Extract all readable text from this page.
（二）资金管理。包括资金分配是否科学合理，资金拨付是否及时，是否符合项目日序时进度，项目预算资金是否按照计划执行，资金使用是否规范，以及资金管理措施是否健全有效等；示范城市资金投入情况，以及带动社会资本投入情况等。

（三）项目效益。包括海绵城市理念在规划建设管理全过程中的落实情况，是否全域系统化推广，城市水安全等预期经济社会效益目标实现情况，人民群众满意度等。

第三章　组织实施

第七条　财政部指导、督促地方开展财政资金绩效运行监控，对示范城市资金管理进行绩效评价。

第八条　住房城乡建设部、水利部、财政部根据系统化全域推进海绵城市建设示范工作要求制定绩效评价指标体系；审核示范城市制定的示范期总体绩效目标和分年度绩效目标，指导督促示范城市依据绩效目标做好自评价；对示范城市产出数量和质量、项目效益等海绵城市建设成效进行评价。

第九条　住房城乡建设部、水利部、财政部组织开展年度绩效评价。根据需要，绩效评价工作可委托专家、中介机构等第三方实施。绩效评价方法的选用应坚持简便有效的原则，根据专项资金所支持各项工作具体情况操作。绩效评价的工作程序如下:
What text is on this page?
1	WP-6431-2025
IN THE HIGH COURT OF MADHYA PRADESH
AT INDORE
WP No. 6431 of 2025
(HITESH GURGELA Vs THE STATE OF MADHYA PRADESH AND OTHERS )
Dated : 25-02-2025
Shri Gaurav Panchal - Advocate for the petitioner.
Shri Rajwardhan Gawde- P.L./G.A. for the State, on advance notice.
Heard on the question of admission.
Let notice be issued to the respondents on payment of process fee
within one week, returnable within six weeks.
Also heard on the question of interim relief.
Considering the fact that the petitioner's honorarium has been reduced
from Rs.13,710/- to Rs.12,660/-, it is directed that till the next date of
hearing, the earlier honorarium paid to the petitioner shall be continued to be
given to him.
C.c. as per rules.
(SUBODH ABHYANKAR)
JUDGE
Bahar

:::::

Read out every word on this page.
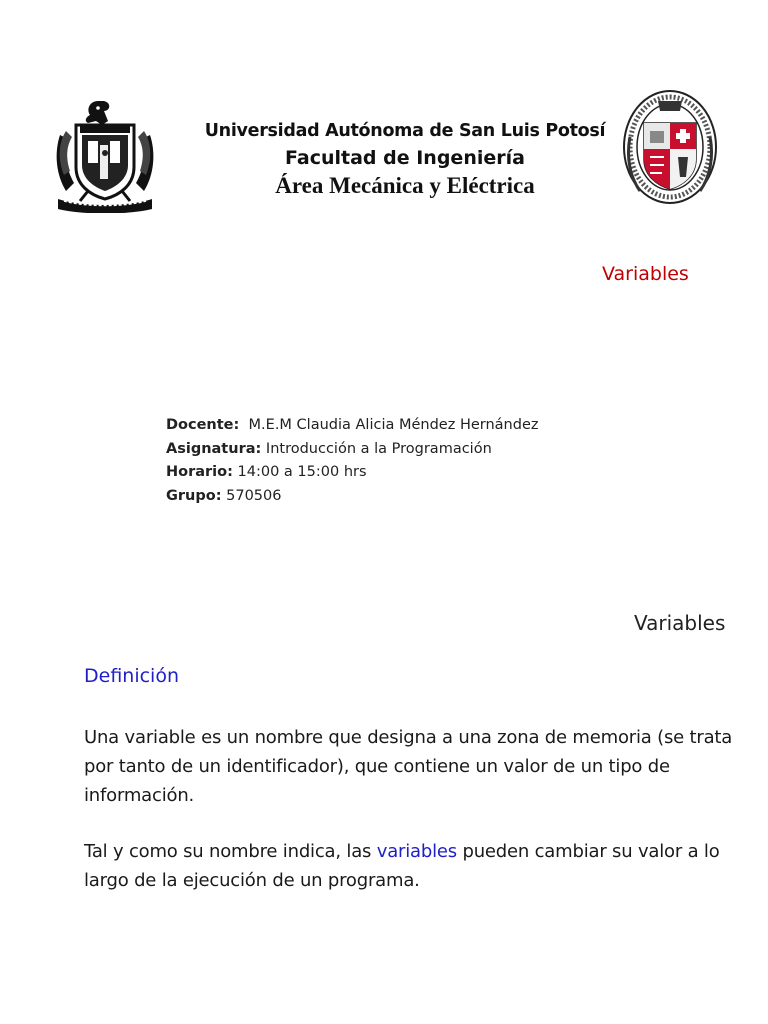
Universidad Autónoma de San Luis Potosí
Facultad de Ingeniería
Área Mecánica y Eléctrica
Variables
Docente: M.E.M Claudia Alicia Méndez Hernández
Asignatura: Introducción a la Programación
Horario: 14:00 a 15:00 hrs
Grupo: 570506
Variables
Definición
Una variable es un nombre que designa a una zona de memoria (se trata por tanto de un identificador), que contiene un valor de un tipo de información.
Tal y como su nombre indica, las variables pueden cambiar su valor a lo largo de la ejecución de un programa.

:::::

→ **SHORT PROBLEM**
Establish how many lines of the material above hold the word "MADHYA". Nothing but the count should be returned.

→ **RESULT FOR THIS EXERCISE**
2